- _Exercise aim_:
Report how many lines of these entries hold the string "name"; reply with the number alone.

### Dataset ###

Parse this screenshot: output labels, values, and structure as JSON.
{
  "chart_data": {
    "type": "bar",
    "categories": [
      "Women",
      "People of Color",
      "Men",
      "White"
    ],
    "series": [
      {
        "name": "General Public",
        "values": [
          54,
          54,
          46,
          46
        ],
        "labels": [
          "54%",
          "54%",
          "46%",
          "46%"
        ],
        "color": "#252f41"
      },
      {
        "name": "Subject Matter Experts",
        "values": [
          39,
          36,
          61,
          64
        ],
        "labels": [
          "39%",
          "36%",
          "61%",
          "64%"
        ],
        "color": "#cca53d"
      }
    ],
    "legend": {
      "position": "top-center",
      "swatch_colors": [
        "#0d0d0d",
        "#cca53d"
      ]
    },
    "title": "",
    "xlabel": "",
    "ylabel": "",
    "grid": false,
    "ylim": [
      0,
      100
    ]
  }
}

###

- _Response below_:
2